:: Directions for this task ::
Return all entries word for word, but drop any images.

:: Records supplied ::
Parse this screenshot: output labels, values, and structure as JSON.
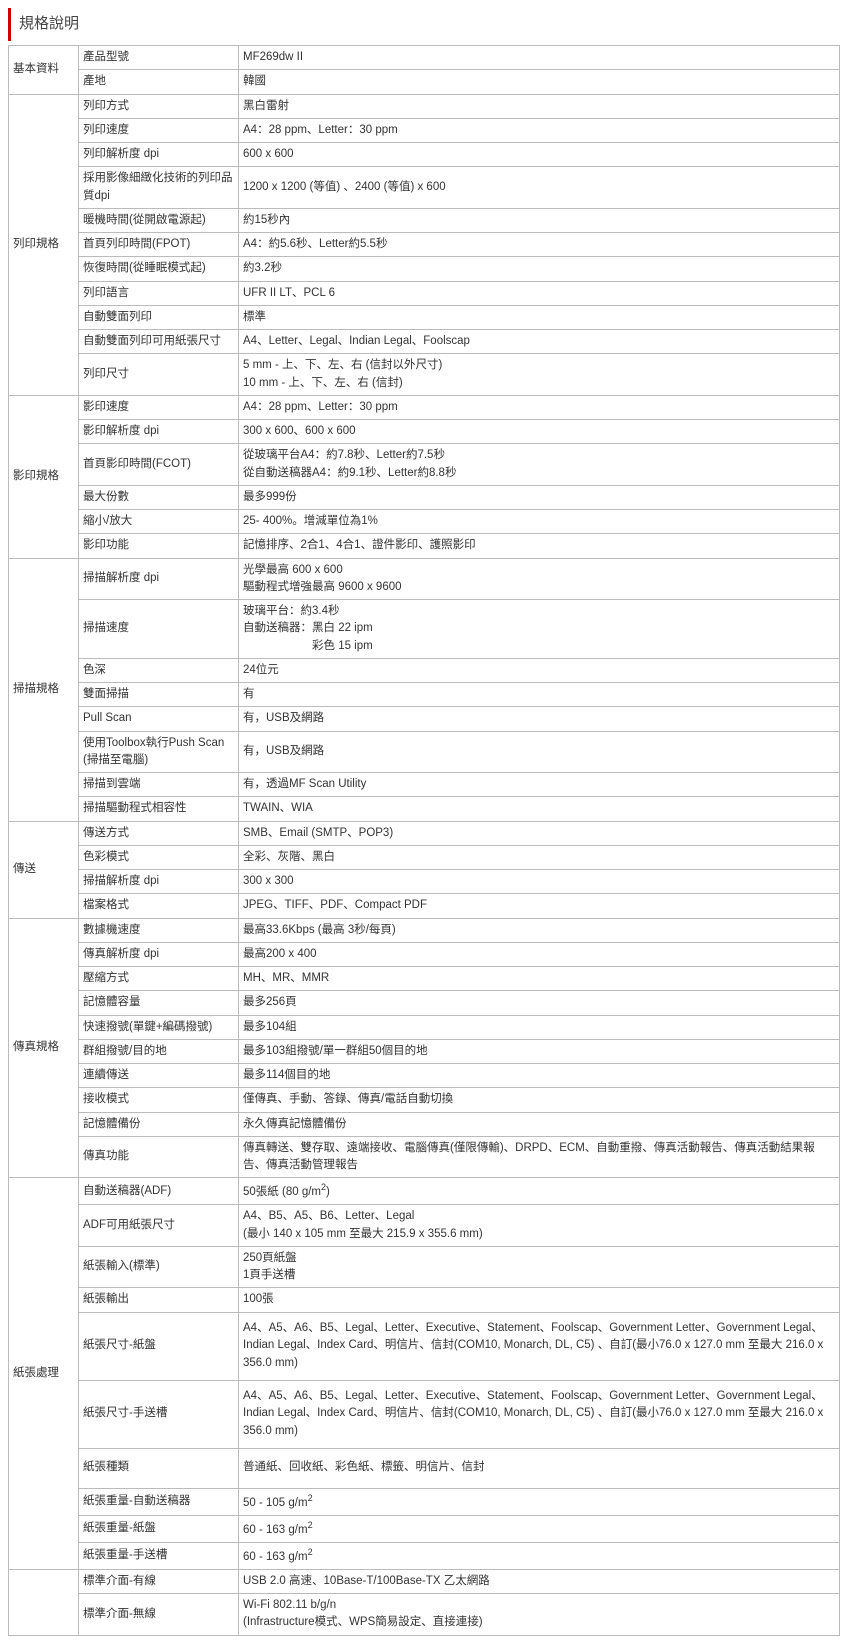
{
  "title": "規格說明",
  "sections": [
    {
      "category": "基本資料",
      "rows": [
        {
          "label": "產品型號",
          "value": "MF269dw II"
        },
        {
          "label": "產地",
          "value": "韓國"
        }
      ]
    },
    {
      "category": "列印規格",
      "rows": [
        {
          "label": "列印方式",
          "value": "黑白雷射"
        },
        {
          "label": "列印速度",
          "value": "A4：28 ppm、Letter：30 ppm"
        },
        {
          "label": "列印解析度 dpi",
          "value": "600 x 600"
        },
        {
          "label": "採用影像細緻化技術的列印品質dpi",
          "value": "1200 x 1200 (等值) 、2400 (等值) x 600"
        },
        {
          "label": "暖機時間(從開啟電源起)",
          "value": "約15秒內"
        },
        {
          "label": "首頁列印時間(FPOT)",
          "value": "A4：約5.6秒、Letter約5.5秒"
        },
        {
          "label": "恢復時間(從睡眠模式起)",
          "value": "約3.2秒"
        },
        {
          "label": "列印語言",
          "value": "UFR II LT、PCL 6"
        },
        {
          "label": "自動雙面列印",
          "value": "標準"
        },
        {
          "label": "自動雙面列印可用紙張尺寸",
          "value": "A4、Letter、Legal、Indian Legal、Foolscap"
        },
        {
          "label": "列印尺寸",
          "value": "5 mm - 上、下、左、右 (信封以外尺寸)\n10 mm - 上、下、左、右 (信封)"
        }
      ]
    },
    {
      "category": "影印規格",
      "rows": [
        {
          "label": "影印速度",
          "value": "A4：28 ppm、Letter：30 ppm"
        },
        {
          "label": "影印解析度 dpi",
          "value": "300 x 600、600 x 600"
        },
        {
          "label": "首頁影印時間(FCOT)",
          "value": "從玻璃平台A4：約7.8秒、Letter約7.5秒\n從自動送稿器A4：約9.1秒、Letter約8.8秒"
        },
        {
          "label": "最大份數",
          "value": "最多999份"
        },
        {
          "label": "縮小/放大",
          "value": "25- 400%。增減單位為1%"
        },
        {
          "label": "影印功能",
          "value": "記憶排序、2合1、4合1、證件影印、護照影印"
        }
      ]
    },
    {
      "category": "掃描規格",
      "rows": [
        {
          "label": "掃描解析度 dpi",
          "value": "光學最高 600 x 600\n驅動程式增強最高 9600 x 9600"
        },
        {
          "label": "掃描速度",
          "value": "玻璃平台：約3.4秒\n自動送稿器：黑白 22 ipm\n　　　　　　彩色 15 ipm"
        },
        {
          "label": "色深",
          "value": "24位元"
        },
        {
          "label": "雙面掃描",
          "value": "有"
        },
        {
          "label": "Pull Scan",
          "value": "有，USB及網路"
        },
        {
          "label": "使用Toolbox執行Push Scan (掃描至電腦)",
          "value": "有，USB及網路"
        },
        {
          "label": "掃描到雲端",
          "value": "有，透過MF Scan Utility"
        },
        {
          "label": "掃描驅動程式相容性",
          "value": "TWAIN、WIA"
        }
      ]
    },
    {
      "category": "傳送",
      "rows": [
        {
          "label": "傳送方式",
          "value": "SMB、Email (SMTP、POP3)"
        },
        {
          "label": "色彩模式",
          "value": "全彩、灰階、黑白"
        },
        {
          "label": "掃描解析度 dpi",
          "value": "300 x 300"
        },
        {
          "label": "檔案格式",
          "value": "JPEG、TIFF、PDF、Compact PDF"
        }
      ]
    },
    {
      "category": "傳真規格",
      "rows": [
        {
          "label": "數據機速度",
          "value": "最高33.6Kbps (最高 3秒/每頁)"
        },
        {
          "label": "傳真解析度 dpi",
          "value": "最高200 x 400"
        },
        {
          "label": "壓縮方式",
          "value": "MH、MR、MMR"
        },
        {
          "label": "記憶體容量",
          "value": "最多256頁"
        },
        {
          "label": "快速撥號(單鍵+編碼撥號)",
          "value": "最多104組"
        },
        {
          "label": "群組撥號/目的地",
          "value": "最多103組撥號/單一群組50個目的地"
        },
        {
          "label": "連續傳送",
          "value": "最多114個目的地"
        },
        {
          "label": "接收模式",
          "value": "僅傳真、手動、答錄、傳真/電話自動切換"
        },
        {
          "label": "記憶體備份",
          "value": "永久傳真記憶體備份"
        },
        {
          "label": "傳真功能",
          "value": "傳真轉送、雙存取、遠端接收、電腦傳真(僅限傳輸)、DRPD、ECM、自動重撥、傳真活動報告、傳真活動結果報告、傳真活動管理報告"
        }
      ]
    },
    {
      "category": "紙張處理",
      "rows": [
        {
          "label": "自動送稿器(ADF)",
          "value": "50張紙 (80 g/m²)"
        },
        {
          "label": "ADF可用紙張尺寸",
          "value": "A4、B5、A5、B6、Letter、Legal\n(最小 140 x 105 mm 至最大 215.9 x 355.6 mm)"
        },
        {
          "label": "紙張輸入(標準)",
          "value": "250頁紙盤\n1頁手送槽"
        },
        {
          "label": "紙張輸出",
          "value": "100張"
        },
        {
          "label": "紙張尺寸-紙盤",
          "value": "A4、A5、A6、B5、Legal、Letter、Executive、Statement、Foolscap、Government Letter、Government Legal、Indian Legal、Index Card、明信片、信封(COM10, Monarch, DL, C5) 、自訂(最小76.0 x 127.0 mm 至最大 216.0 x 356.0 mm)",
          "tall": true
        },
        {
          "label": "紙張尺寸-手送槽",
          "value": "A4、A5、A6、B5、Legal、Letter、Executive、Statement、Foolscap、Government Letter、Government Legal、Indian Legal、Index Card、明信片、信封(COM10, Monarch, DL, C5) 、自訂(最小76.0 x 127.0 mm 至最大 216.0 x 356.0 mm)",
          "tall": true
        },
        {
          "label": "紙張種類",
          "value": "普通紙、回收紙、彩色紙、標籤、明信片、信封",
          "tall2": true
        },
        {
          "label": "紙張重量-自動送稿器",
          "value": "50 - 105 g/m²"
        },
        {
          "label": "紙張重量-紙盤",
          "value": "60 - 163 g/m²"
        },
        {
          "label": "紙張重量-手送槽",
          "value": "60 - 163 g/m²"
        }
      ]
    },
    {
      "category": "",
      "rows": [
        {
          "label": "標準介面-有線",
          "value": "USB 2.0 高速、10Base-T/100Base-TX 乙太網路"
        },
        {
          "label": "標準介面-無線",
          "value": "Wi-Fi  802.11 b/g/n\n(Infrastructure模式、WPS簡易設定、直接連接)"
        }
      ]
    }
  ]
}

:: Response ::
Parse this screenshot: output labels, values, and structure as JSON.
{
  "title": "規格說明",
  "sections": [
    {
      "category": "基本資料",
      "rows": [
        {
          "label": "產品型號",
          "value": "MF269dw II"
        },
        {
          "label": "產地",
          "value": "韓國"
        }
      ]
    },
    {
      "category": "列印規格",
      "rows": [
        {
          "label": "列印方式",
          "value": "黑白雷射"
        },
        {
          "label": "列印速度",
          "value": "A4：28 ppm、Letter：30 ppm"
        },
        {
          "label": "列印解析度 dpi",
          "value": "600 x 600"
        },
        {
          "label": "採用影像細緻化技術的列印品質dpi",
          "value": "1200 x 1200 (等值) 、2400 (等值) x 600"
        },
        {
          "label": "暖機時間(從開啟電源起)",
          "value": "約15秒內"
        },
        {
          "label": "首頁列印時間(FPOT)",
          "value": "A4：約5.6秒、Letter約5.5秒"
        },
        {
          "label": "恢復時間(從睡眠模式起)",
          "value": "約3.2秒"
        },
        {
          "label": "列印語言",
          "value": "UFR II LT、PCL 6"
        },
        {
          "label": "自動雙面列印",
          "value": "標準"
        },
        {
          "label": "自動雙面列印可用紙張尺寸",
          "value": "A4、Letter、Legal、Indian Legal、Foolscap"
        },
        {
          "label": "列印尺寸",
          "value": "5 mm - 上、下、左、右 (信封以外尺寸)\n10 mm - 上、下、左、右 (信封)"
        }
      ]
    },
    {
      "category": "影印規格",
      "rows": [
        {
          "label": "影印速度",
          "value": "A4：28 ppm、Letter：30 ppm"
        },
        {
          "label": "影印解析度 dpi",
          "value": "300 x 600、600 x 600"
        },
        {
          "label": "首頁影印時間(FCOT)",
          "value": "從玻璃平台A4：約7.8秒、Letter約7.5秒\n從自動送稿器A4：約9.1秒、Letter約8.8秒"
        },
        {
          "label": "最大份數",
          "value": "最多999份"
        },
        {
          "label": "縮小/放大",
          "value": "25- 400%。增減單位為1%"
        },
        {
          "label": "影印功能",
          "value": "記憶排序、2合1、4合1、證件影印、護照影印"
        }
      ]
    },
    {
      "category": "掃描規格",
      "rows": [
        {
          "label": "掃描解析度 dpi",
          "value": "光學最高 600 x 600\n驅動程式增強最高 9600 x 9600"
        },
        {
          "label": "掃描速度",
          "value": "玻璃平台：約3.4秒\n自動送稿器：黑白 22 ipm\n　　　　　　彩色 15 ipm"
        },
        {
          "label": "色深",
          "value": "24位元"
        },
        {
          "label": "雙面掃描",
          "value": "有"
        },
        {
          "label": "Pull Scan",
          "value": "有，USB及網路"
        },
        {
          "label": "使用Toolbox執行Push Scan (掃描至電腦)",
          "value": "有，USB及網路"
        },
        {
          "label": "掃描到雲端",
          "value": "有，透過MF Scan Utility"
        },
        {
          "label": "掃描驅動程式相容性",
          "value": "TWAIN、WIA"
        }
      ]
    },
    {
      "category": "傳送",
      "rows": [
        {
          "label": "傳送方式",
          "value": "SMB、Email (SMTP、POP3)"
        },
        {
          "label": "色彩模式",
          "value": "全彩、灰階、黑白"
        },
        {
          "label": "掃描解析度 dpi",
          "value": "300 x 300"
        },
        {
          "label": "檔案格式",
          "value": "JPEG、TIFF、PDF、Compact PDF"
        }
      ]
    },
    {
      "category": "傳真規格",
      "rows": [
        {
          "label": "數據機速度",
          "value": "最高33.6Kbps (最高 3秒/每頁)"
        },
        {
          "label": "傳真解析度 dpi",
          "value": "最高200 x 400"
        },
        {
          "label": "壓縮方式",
          "value": "MH、MR、MMR"
        },
        {
          "label": "記憶體容量",
          "value": "最多256頁"
        },
        {
          "label": "快速撥號(單鍵+編碼撥號)",
          "value": "最多104組"
        },
        {
          "label": "群組撥號/目的地",
          "value": "最多103組撥號/單一群組50個目的地"
        },
        {
          "label": "連續傳送",
          "value": "最多114個目的地"
        },
        {
          "label": "接收模式",
          "value": "僅傳真、手動、答錄、傳真/電話自動切換"
        },
        {
          "label": "記憶體備份",
          "value": "永久傳真記憶體備份"
        },
        {
          "label": "傳真功能",
          "value": "傳真轉送、雙存取、遠端接收、電腦傳真(僅限傳輸)、DRPD、ECM、自動重撥、傳真活動報告、傳真活動結果報告、傳真活動管理報告"
        }
      ]
    },
    {
      "category": "紙張處理",
      "rows": [
        {
          "label": "自動送稿器(ADF)",
          "value": "50張紙 (80 g/m²)"
        },
        {
          "label": "ADF可用紙張尺寸",
          "value": "A4、B5、A5、B6、Letter、Legal\n(最小 140 x 105 mm 至最大 215.9 x 355.6 mm)"
        },
        {
          "label": "紙張輸入(標準)",
          "value": "250頁紙盤\n1頁手送槽"
        },
        {
          "label": "紙張輸出",
          "value": "100張"
        },
        {
          "label": "紙張尺寸-紙盤",
          "value": "A4、A5、A6、B5、Legal、Letter、Executive、Statement、Foolscap、Government Letter、Government Legal、Indian Legal、Index Card、明信片、信封(COM10, Monarch, DL, C5) 、自訂(最小76.0 x 127.0 mm 至最大 216.0 x 356.0 mm)",
          "tall": true
        },
        {
          "label": "紙張尺寸-手送槽",
          "value": "A4、A5、A6、B5、Legal、Letter、Executive、Statement、Foolscap、Government Letter、Government Legal、Indian Legal、Index Card、明信片、信封(COM10, Monarch, DL, C5) 、自訂(最小76.0 x 127.0 mm 至最大 216.0 x 356.0 mm)",
          "tall": true
        },
        {
          "label": "紙張種類",
          "value": "普通紙、回收紙、彩色紙、標籤、明信片、信封",
          "tall2": true
        },
        {
          "label": "紙張重量-自動送稿器",
          "value": "50 - 105 g/m²"
        },
        {
          "label": "紙張重量-紙盤",
          "value": "60 - 163 g/m²"
        },
        {
          "label": "紙張重量-手送槽",
          "value": "60 - 163 g/m²"
        }
      ]
    },
    {
      "category": "",
      "rows": [
        {
          "label": "標準介面-有線",
          "value": "USB 2.0 高速、10Base-T/100Base-TX 乙太網路"
        },
        {
          "label": "標準介面-無線",
          "value": "Wi-Fi  802.11 b/g/n\n(Infrastructure模式、WPS簡易設定、直接連接)"
        }
      ]
    }
  ]
}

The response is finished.